• [What you are asked to do]:
Each line that holds the word "Ground" should be returned.

• [Extracted information]:
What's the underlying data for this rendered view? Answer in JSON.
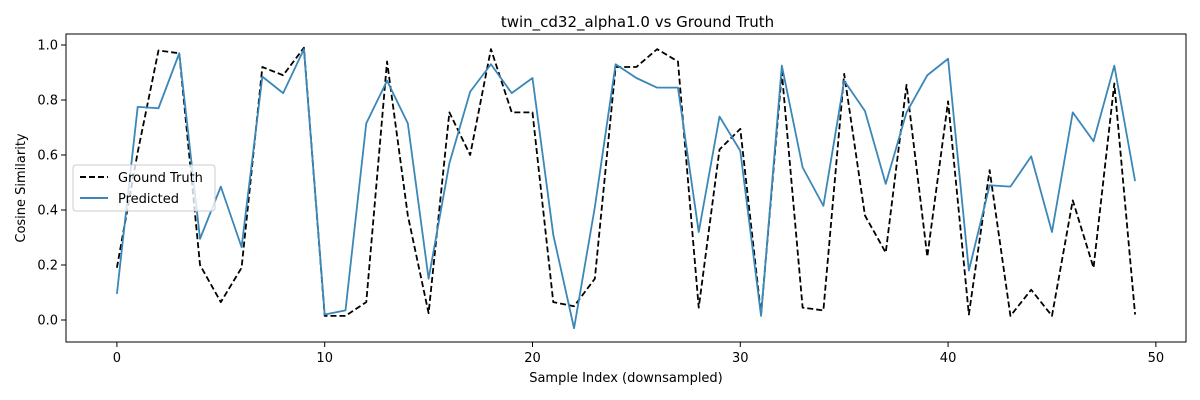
{
  "chart_data": {
    "type": "line",
    "title": "twin_cd32_alpha1.0 vs Ground Truth",
    "xlabel": "Sample Index (downsampled)",
    "ylabel": "Cosine Similarity",
    "xlim": [
      -2.45,
      51.45
    ],
    "ylim": [
      -0.08,
      1.04
    ],
    "xticks": [
      0,
      10,
      20,
      30,
      40,
      50
    ],
    "xtick_labels": [
      "0",
      "10",
      "20",
      "30",
      "40",
      "50"
    ],
    "yticks": [
      0.0,
      0.2,
      0.4,
      0.6,
      0.8,
      1.0
    ],
    "ytick_labels": [
      "0.0",
      "0.2",
      "0.4",
      "0.6",
      "0.8",
      "1.0"
    ],
    "grid": false,
    "legend_position": "center-left",
    "x": [
      0,
      1,
      2,
      3,
      4,
      5,
      6,
      7,
      8,
      9,
      10,
      11,
      12,
      13,
      14,
      15,
      16,
      17,
      18,
      19,
      20,
      21,
      22,
      23,
      24,
      25,
      26,
      27,
      28,
      29,
      30,
      31,
      32,
      33,
      34,
      35,
      36,
      37,
      38,
      39,
      40,
      41,
      42,
      43,
      44,
      45,
      46,
      47,
      48,
      49
    ],
    "series": [
      {
        "name": "Ground Truth",
        "color": "#000000",
        "style": "dashed",
        "values": [
          0.19,
          0.61,
          0.98,
          0.97,
          0.2,
          0.065,
          0.19,
          0.92,
          0.89,
          0.99,
          0.015,
          0.015,
          0.065,
          0.94,
          0.38,
          0.025,
          0.755,
          0.6,
          0.985,
          0.755,
          0.755,
          0.065,
          0.05,
          0.15,
          0.92,
          0.92,
          0.985,
          0.94,
          0.045,
          0.62,
          0.695,
          0.02,
          0.9,
          0.045,
          0.035,
          0.895,
          0.38,
          0.245,
          0.855,
          0.23,
          0.795,
          0.02,
          0.545,
          0.015,
          0.11,
          0.015,
          0.435,
          0.19,
          0.86,
          0.02
        ]
      },
      {
        "name": "Predicted",
        "color": "#3a87b8",
        "style": "solid",
        "values": [
          0.095,
          0.775,
          0.77,
          0.97,
          0.295,
          0.485,
          0.265,
          0.885,
          0.825,
          0.985,
          0.02,
          0.035,
          0.715,
          0.87,
          0.715,
          0.15,
          0.57,
          0.83,
          0.93,
          0.825,
          0.88,
          0.31,
          -0.03,
          0.41,
          0.93,
          0.88,
          0.845,
          0.845,
          0.32,
          0.74,
          0.615,
          0.015,
          0.925,
          0.555,
          0.415,
          0.87,
          0.76,
          0.495,
          0.755,
          0.89,
          0.95,
          0.18,
          0.49,
          0.485,
          0.595,
          0.32,
          0.755,
          0.65,
          0.925,
          0.505
        ]
      }
    ]
  }
}
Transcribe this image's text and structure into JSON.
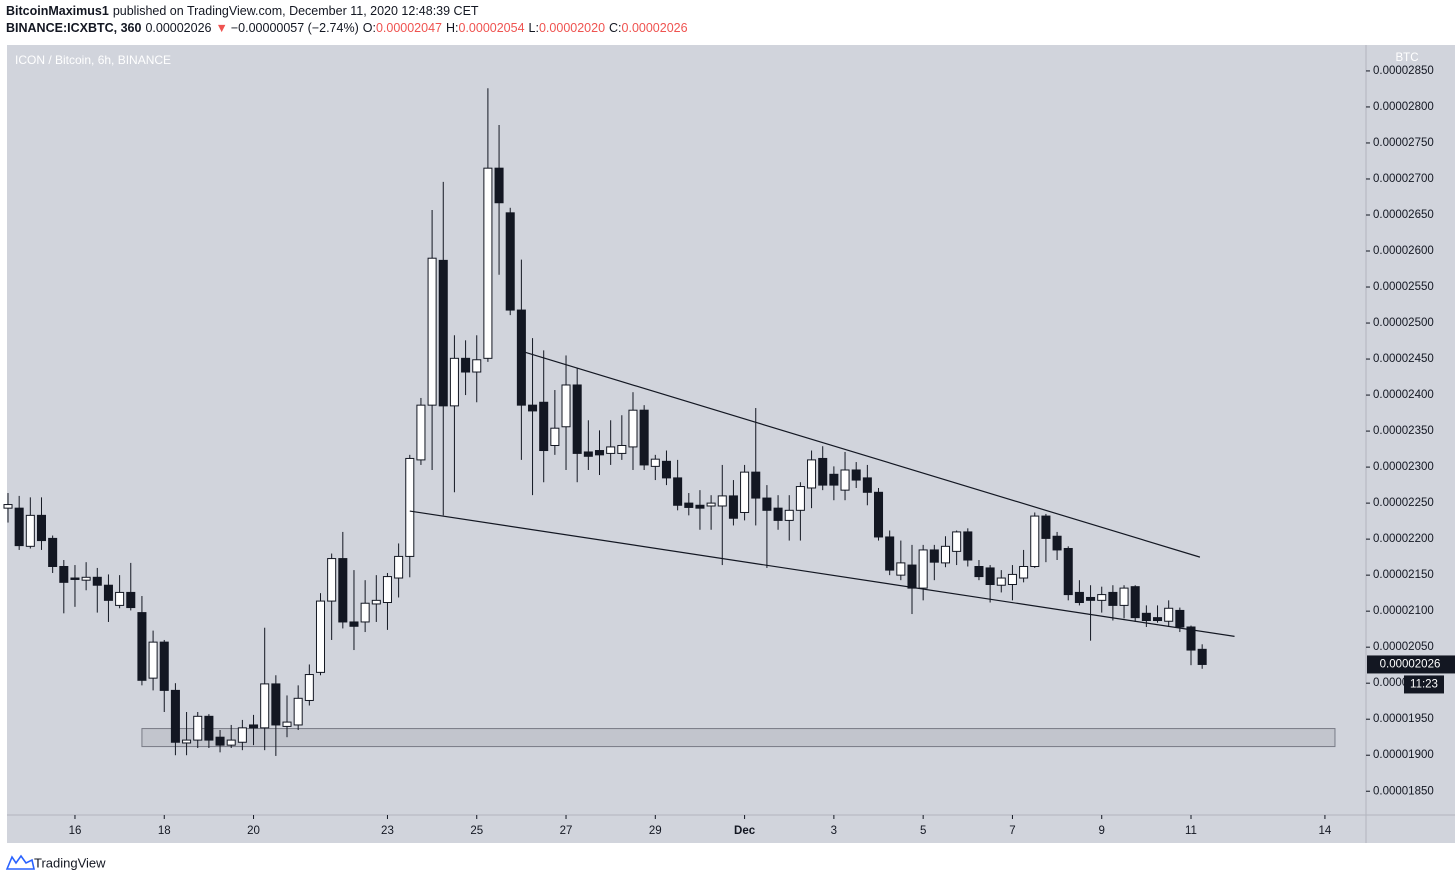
{
  "header": {
    "author": "BitcoinMaximus1",
    "published": "published on TradingView.com, December 11, 2020 12:48:39 CET",
    "symbol": "BINANCE:ICXBTC, 360",
    "price": "0.00002026",
    "arrow": "▼",
    "change": "−0.00000057 (−2.74%)",
    "ohlc": [
      {
        "label": "O:",
        "value": "0.00002047"
      },
      {
        "label": "H:",
        "value": "0.00002054"
      },
      {
        "label": "L:",
        "value": "0.00002020"
      },
      {
        "label": "C:",
        "value": "0.00002026"
      }
    ]
  },
  "footer": {
    "brand": "TradingView"
  },
  "chart_data": {
    "type": "candlestick",
    "title": "ICON / Bitcoin, 6h, BINANCE",
    "y_unit": "BTC",
    "up_color": "#ffffff",
    "down_color": "#131722",
    "grid": false,
    "candles": {
      "open": [
        2.243e-05,
        2.243e-05,
        2.19e-05,
        2.233e-05,
        2.201e-05,
        2.162e-05,
        2.146e-05,
        2.143e-05,
        2.147e-05,
        2.136e-05,
        2.108e-05,
        2.126e-05,
        2.098e-05,
        2.007e-05,
        2.057e-05,
        1.99e-05,
        1.917e-05,
        1.921e-05,
        1.954e-05,
        1.925e-05,
        1.914e-05,
        1.918e-05,
        1.942e-05,
        1.938e-05,
        1.999e-05,
        1.94e-05,
        1.942e-05,
        1.976e-05,
        2.015e-05,
        2.114e-05,
        2.173e-05,
        2.085e-05,
        2.085e-05,
        2.11e-05,
        2.112e-05,
        2.146e-05,
        2.176e-05,
        2.31e-05,
        2.386e-05,
        2.587e-05,
        2.385e-05,
        2.451e-05,
        2.432e-05,
        2.451e-05,
        2.715e-05,
        2.653e-05,
        2.518e-05,
        2.386e-05,
        2.39e-05,
        2.33e-05,
        2.356e-05,
        2.414e-05,
        2.321e-05,
        2.323e-05,
        2.319e-05,
        2.319e-05,
        2.328e-05,
        2.379e-05,
        2.301e-05,
        2.308e-05,
        2.285e-05,
        2.25e-05,
        2.247e-05,
        2.246e-05,
        2.246e-05,
        2.26e-05,
        2.237e-05,
        2.293e-05,
        2.257e-05,
        2.243e-05,
        2.226e-05,
        2.24e-05,
        2.271e-05,
        2.312e-05,
        2.29e-05,
        2.268e-05,
        2.296e-05,
        2.285e-05,
        2.265e-05,
        2.203e-05,
        2.15e-05,
        2.164e-05,
        2.132e-05,
        2.185e-05,
        2.167e-05,
        2.183e-05,
        2.21e-05,
        2.162e-05,
        2.16e-05,
        2.136e-05,
        2.137e-05,
        2.146e-05,
        2.162e-05,
        2.232e-05,
        2.204e-05,
        2.187e-05,
        2.126e-05,
        2.119e-05,
        2.115e-05,
        2.126e-05,
        2.108e-05,
        2.134e-05,
        2.097e-05,
        2.091e-05,
        2.086e-05,
        2.101e-05,
        2.078e-05,
        2.047e-05
      ],
      "high": [
        2.264e-05,
        2.26e-05,
        2.258e-05,
        2.258e-05,
        2.205e-05,
        2.171e-05,
        2.164e-05,
        2.168e-05,
        2.16e-05,
        2.151e-05,
        2.15e-05,
        2.167e-05,
        2.121e-05,
        2.073e-05,
        2.06e-05,
        2e-05,
        1.96e-05,
        1.96e-05,
        1.957e-05,
        1.935e-05,
        1.942e-05,
        1.949e-05,
        1.956e-05,
        2.077e-05,
        2.011e-05,
        1.983e-05,
        1.997e-05,
        2.026e-05,
        2.125e-05,
        2.18e-05,
        2.21e-05,
        2.157e-05,
        2.143e-05,
        2.15e-05,
        2.153e-05,
        2.194e-05,
        2.317e-05,
        2.396e-05,
        2.657e-05,
        2.696e-05,
        2.483e-05,
        2.476e-05,
        2.483e-05,
        2.826e-05,
        2.775e-05,
        2.66e-05,
        2.588e-05,
        2.479e-05,
        2.462e-05,
        2.407e-05,
        2.455e-05,
        2.437e-05,
        2.365e-05,
        2.351e-05,
        2.365e-05,
        2.372e-05,
        2.404e-05,
        2.386e-05,
        2.317e-05,
        2.323e-05,
        2.31e-05,
        2.264e-05,
        2.268e-05,
        2.261e-05,
        2.303e-05,
        2.282e-05,
        2.303e-05,
        2.382e-05,
        2.275e-05,
        2.261e-05,
        2.261e-05,
        2.279e-05,
        2.323e-05,
        2.329e-05,
        2.301e-05,
        2.321e-05,
        2.307e-05,
        2.303e-05,
        2.271e-05,
        2.212e-05,
        2.198e-05,
        2.192e-05,
        2.192e-05,
        2.192e-05,
        2.204e-05,
        2.212e-05,
        2.215e-05,
        2.171e-05,
        2.164e-05,
        2.157e-05,
        2.164e-05,
        2.185e-05,
        2.237e-05,
        2.235e-05,
        2.21e-05,
        2.19e-05,
        2.143e-05,
        2.136e-05,
        2.134e-05,
        2.136e-05,
        2.136e-05,
        2.136e-05,
        2.108e-05,
        2.108e-05,
        2.115e-05,
        2.105e-05,
        2.08e-05,
        2.054e-05
      ],
      "low": [
        2.223e-05,
        2.185e-05,
        2.187e-05,
        2.185e-05,
        2.153e-05,
        2.097e-05,
        2.106e-05,
        2.129e-05,
        2.098e-05,
        2.085e-05,
        2.104e-05,
        2.101e-05,
        1.997e-05,
        1.99e-05,
        1.96e-05,
        1.9e-05,
        1.9e-05,
        1.91e-05,
        1.91e-05,
        1.904e-05,
        1.91e-05,
        1.907e-05,
        1.914e-05,
        1.907e-05,
        1.899e-05,
        1.925e-05,
        1.935e-05,
        1.969e-05,
        2.011e-05,
        2.06e-05,
        2.076e-05,
        2.046e-05,
        2.071e-05,
        2.085e-05,
        2.074e-05,
        2.119e-05,
        2.147e-05,
        2.303e-05,
        2.296e-05,
        2.233e-05,
        2.265e-05,
        2.4e-05,
        2.39e-05,
        2.446e-05,
        2.567e-05,
        2.511e-05,
        2.31e-05,
        2.261e-05,
        2.279e-05,
        2.317e-05,
        2.296e-05,
        2.279e-05,
        2.296e-05,
        2.289e-05,
        2.303e-05,
        2.31e-05,
        2.296e-05,
        2.296e-05,
        2.282e-05,
        2.275e-05,
        2.24e-05,
        2.233e-05,
        2.213e-05,
        2.213e-05,
        2.164e-05,
        2.219e-05,
        2.226e-05,
        2.219e-05,
        2.16e-05,
        2.213e-05,
        2.198e-05,
        2.198e-05,
        2.243e-05,
        2.268e-05,
        2.254e-05,
        2.254e-05,
        2.271e-05,
        2.247e-05,
        2.198e-05,
        2.15e-05,
        2.143e-05,
        2.096e-05,
        2.115e-05,
        2.143e-05,
        2.161e-05,
        2.164e-05,
        2.162e-05,
        2.143e-05,
        2.112e-05,
        2.126e-05,
        2.115e-05,
        2.14e-05,
        2.16e-05,
        2.168e-05,
        2.171e-05,
        2.115e-05,
        2.108e-05,
        2.059e-05,
        2.098e-05,
        2.087e-05,
        2.09e-05,
        2.085e-05,
        2.078e-05,
        2.084e-05,
        2.078e-05,
        2.071e-05,
        2.025e-05,
        2.02e-05
      ],
      "close": [
        2.248e-05,
        2.191e-05,
        2.233e-05,
        2.198e-05,
        2.162e-05,
        2.14e-05,
        2.144e-05,
        2.147e-05,
        2.136e-05,
        2.115e-05,
        2.126e-05,
        2.105e-05,
        2.004e-05,
        2.057e-05,
        1.99e-05,
        1.918e-05,
        1.921e-05,
        1.954e-05,
        1.921e-05,
        1.914e-05,
        1.921e-05,
        1.938e-05,
        1.938e-05,
        1.999e-05,
        1.942e-05,
        1.946e-05,
        1.979e-05,
        2.012e-05,
        2.114e-05,
        2.173e-05,
        2.085e-05,
        2.079e-05,
        2.111e-05,
        2.115e-05,
        2.148e-05,
        2.176e-05,
        2.312e-05,
        2.386e-05,
        2.59e-05,
        2.385e-05,
        2.451e-05,
        2.432e-05,
        2.449e-05,
        2.715e-05,
        2.667e-05,
        2.518e-05,
        2.386e-05,
        2.378e-05,
        2.323e-05,
        2.354e-05,
        2.414e-05,
        2.319e-05,
        2.315e-05,
        2.317e-05,
        2.328e-05,
        2.33e-05,
        2.379e-05,
        2.303e-05,
        2.311e-05,
        2.285e-05,
        2.247e-05,
        2.244e-05,
        2.243e-05,
        2.25e-05,
        2.26e-05,
        2.229e-05,
        2.293e-05,
        2.257e-05,
        2.24e-05,
        2.226e-05,
        2.24e-05,
        2.273e-05,
        2.31e-05,
        2.275e-05,
        2.275e-05,
        2.296e-05,
        2.282e-05,
        2.265e-05,
        2.203e-05,
        2.157e-05,
        2.167e-05,
        2.132e-05,
        2.185e-05,
        2.168e-05,
        2.19e-05,
        2.21e-05,
        2.171e-05,
        2.148e-05,
        2.137e-05,
        2.146e-05,
        2.151e-05,
        2.162e-05,
        2.232e-05,
        2.201e-05,
        2.185e-05,
        2.123e-05,
        2.112e-05,
        2.115e-05,
        2.123e-05,
        2.108e-05,
        2.132e-05,
        2.091e-05,
        2.087e-05,
        2.087e-05,
        2.104e-05,
        2.078e-05,
        2.046e-05,
        2.026e-05
      ]
    },
    "xlim": [
      -0.09,
      121.68
    ],
    "xticks": [
      {
        "value": 6,
        "label": "16"
      },
      {
        "value": 14,
        "label": "18"
      },
      {
        "value": 22,
        "label": "20"
      },
      {
        "value": 34,
        "label": "23"
      },
      {
        "value": 42,
        "label": "25"
      },
      {
        "value": 50,
        "label": "27"
      },
      {
        "value": 58,
        "label": "29"
      },
      {
        "value": 66,
        "label": "Dec"
      },
      {
        "value": 74,
        "label": "3"
      },
      {
        "value": 82,
        "label": "5"
      },
      {
        "value": 90,
        "label": "7"
      },
      {
        "value": 98,
        "label": "9"
      },
      {
        "value": 106,
        "label": "11"
      },
      {
        "value": 118,
        "label": "14"
      }
    ],
    "ylim": [
      1.817e-05,
      2.886e-05
    ],
    "yticks": [
      {
        "value": 1.85e-05,
        "label": "0.00001850"
      },
      {
        "value": 1.9e-05,
        "label": "0.00001900"
      },
      {
        "value": 1.95e-05,
        "label": "0.00001950"
      },
      {
        "value": 2e-05,
        "label": "0.00002000"
      },
      {
        "value": 2.05e-05,
        "label": "0.00002050"
      },
      {
        "value": 2.1e-05,
        "label": "0.00002100"
      },
      {
        "value": 2.15e-05,
        "label": "0.00002150"
      },
      {
        "value": 2.2e-05,
        "label": "0.00002200"
      },
      {
        "value": 2.25e-05,
        "label": "0.00002250"
      },
      {
        "value": 2.3e-05,
        "label": "0.00002300"
      },
      {
        "value": 2.35e-05,
        "label": "0.00002350"
      },
      {
        "value": 2.4e-05,
        "label": "0.00002400"
      },
      {
        "value": 2.45e-05,
        "label": "0.00002450"
      },
      {
        "value": 2.5e-05,
        "label": "0.00002500"
      },
      {
        "value": 2.55e-05,
        "label": "0.00002550"
      },
      {
        "value": 2.6e-05,
        "label": "0.00002600"
      },
      {
        "value": 2.65e-05,
        "label": "0.00002650"
      },
      {
        "value": 2.7e-05,
        "label": "0.00002700"
      },
      {
        "value": 2.75e-05,
        "label": "0.00002750"
      },
      {
        "value": 2.8e-05,
        "label": "0.00002800"
      },
      {
        "value": 2.85e-05,
        "label": "0.00002850"
      }
    ],
    "current_price": {
      "value": 2.026e-05,
      "label": "0.00002026"
    },
    "countdown": "11:23",
    "trendlines": [
      {
        "x": [
          46.2,
          106.8
        ],
        "y": [
          2.46e-05,
          2.175e-05
        ]
      },
      {
        "x": [
          36,
          109.9
        ],
        "y": [
          2.239e-05,
          2.065e-05
        ]
      }
    ],
    "zone": {
      "x": [
        12,
        118.9
      ],
      "y": [
        1.912e-05,
        1.937e-05
      ]
    }
  }
}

• [The answer]:
    "title": "twin_cd32_alpha1.0 vs Ground Truth",
        "name": "Ground Truth",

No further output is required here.